*WORK INSTRUCTIONS*
Find the number of lines containing the string "因为直线" in the data. Answer with the number by itself.

*EXCERPTED DATA*
————

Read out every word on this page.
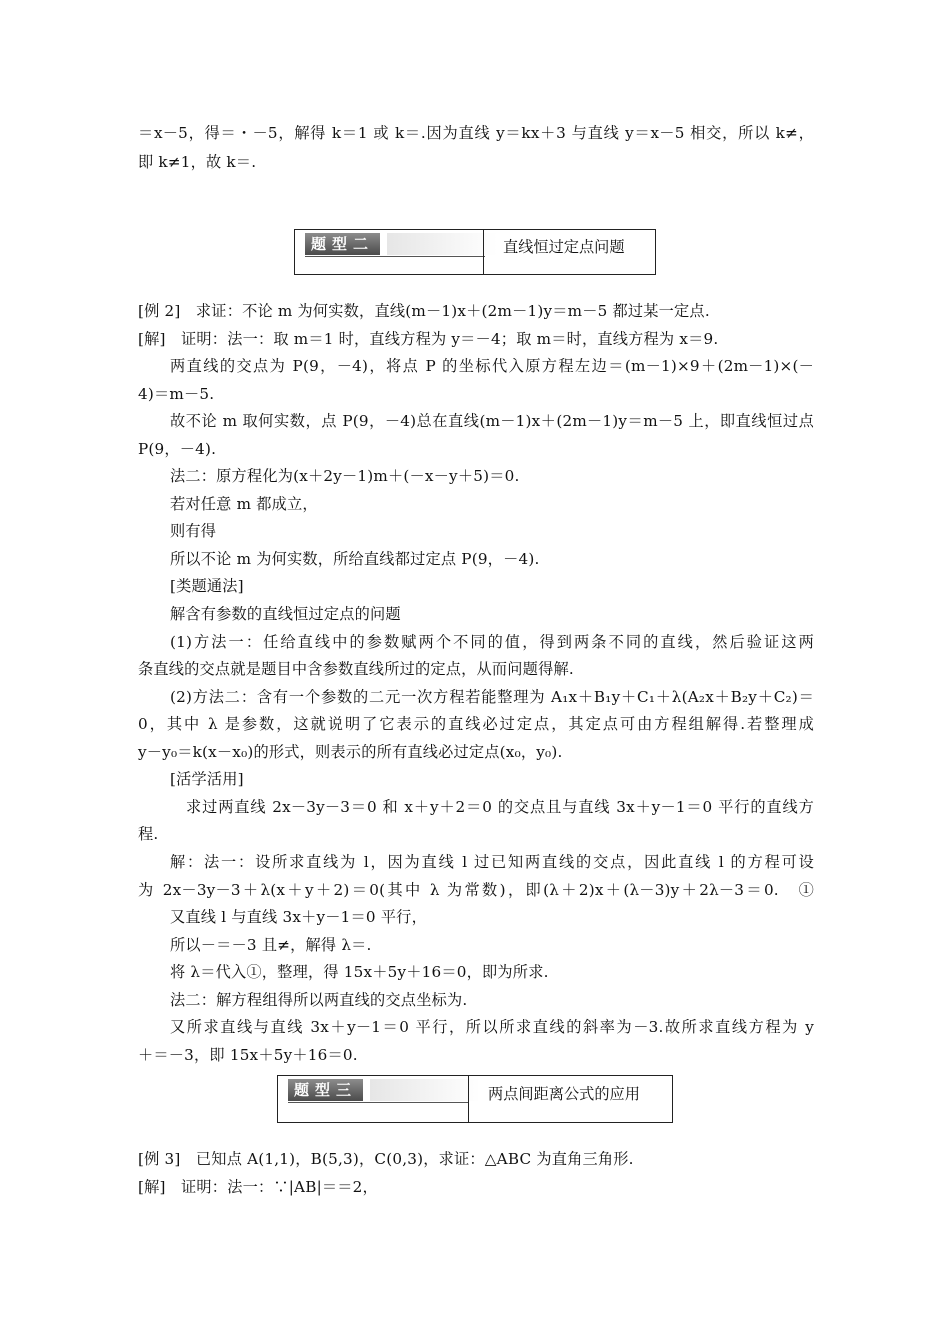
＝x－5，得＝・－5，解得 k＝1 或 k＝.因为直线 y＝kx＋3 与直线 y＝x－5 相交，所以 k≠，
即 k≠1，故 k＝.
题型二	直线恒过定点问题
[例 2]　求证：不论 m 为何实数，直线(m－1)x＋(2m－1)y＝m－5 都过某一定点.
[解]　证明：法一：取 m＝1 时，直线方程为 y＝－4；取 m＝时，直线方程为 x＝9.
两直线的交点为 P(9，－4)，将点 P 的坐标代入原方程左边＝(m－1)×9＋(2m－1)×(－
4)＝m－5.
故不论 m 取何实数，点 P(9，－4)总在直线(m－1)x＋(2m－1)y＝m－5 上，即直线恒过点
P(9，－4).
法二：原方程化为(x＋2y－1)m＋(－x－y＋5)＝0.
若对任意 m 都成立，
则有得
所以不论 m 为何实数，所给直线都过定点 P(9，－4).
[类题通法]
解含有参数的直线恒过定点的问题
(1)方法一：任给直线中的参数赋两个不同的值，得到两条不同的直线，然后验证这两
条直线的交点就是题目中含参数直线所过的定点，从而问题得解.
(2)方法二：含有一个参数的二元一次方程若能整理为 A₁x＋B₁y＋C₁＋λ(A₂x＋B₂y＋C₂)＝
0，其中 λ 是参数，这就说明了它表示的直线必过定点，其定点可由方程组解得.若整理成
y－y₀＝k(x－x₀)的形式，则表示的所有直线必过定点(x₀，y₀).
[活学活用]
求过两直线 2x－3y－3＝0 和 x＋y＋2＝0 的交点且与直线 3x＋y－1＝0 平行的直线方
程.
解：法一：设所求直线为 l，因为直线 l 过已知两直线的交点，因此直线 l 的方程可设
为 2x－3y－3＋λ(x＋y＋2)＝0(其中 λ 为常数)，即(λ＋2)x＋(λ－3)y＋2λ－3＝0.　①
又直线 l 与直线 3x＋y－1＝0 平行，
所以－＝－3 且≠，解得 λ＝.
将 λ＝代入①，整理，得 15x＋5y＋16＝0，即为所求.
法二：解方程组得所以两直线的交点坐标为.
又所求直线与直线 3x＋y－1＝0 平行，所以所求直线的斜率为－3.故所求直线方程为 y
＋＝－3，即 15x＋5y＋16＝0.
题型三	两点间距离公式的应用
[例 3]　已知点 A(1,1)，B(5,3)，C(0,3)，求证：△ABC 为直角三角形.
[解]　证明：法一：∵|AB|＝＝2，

————

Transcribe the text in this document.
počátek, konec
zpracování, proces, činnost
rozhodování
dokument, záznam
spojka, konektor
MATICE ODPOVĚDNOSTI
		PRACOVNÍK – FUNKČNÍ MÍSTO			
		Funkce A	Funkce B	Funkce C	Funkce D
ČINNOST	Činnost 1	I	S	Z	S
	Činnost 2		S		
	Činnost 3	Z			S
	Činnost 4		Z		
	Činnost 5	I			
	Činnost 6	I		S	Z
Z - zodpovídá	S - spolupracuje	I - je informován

————

*RESULT FOR THIS EXERCISE*
2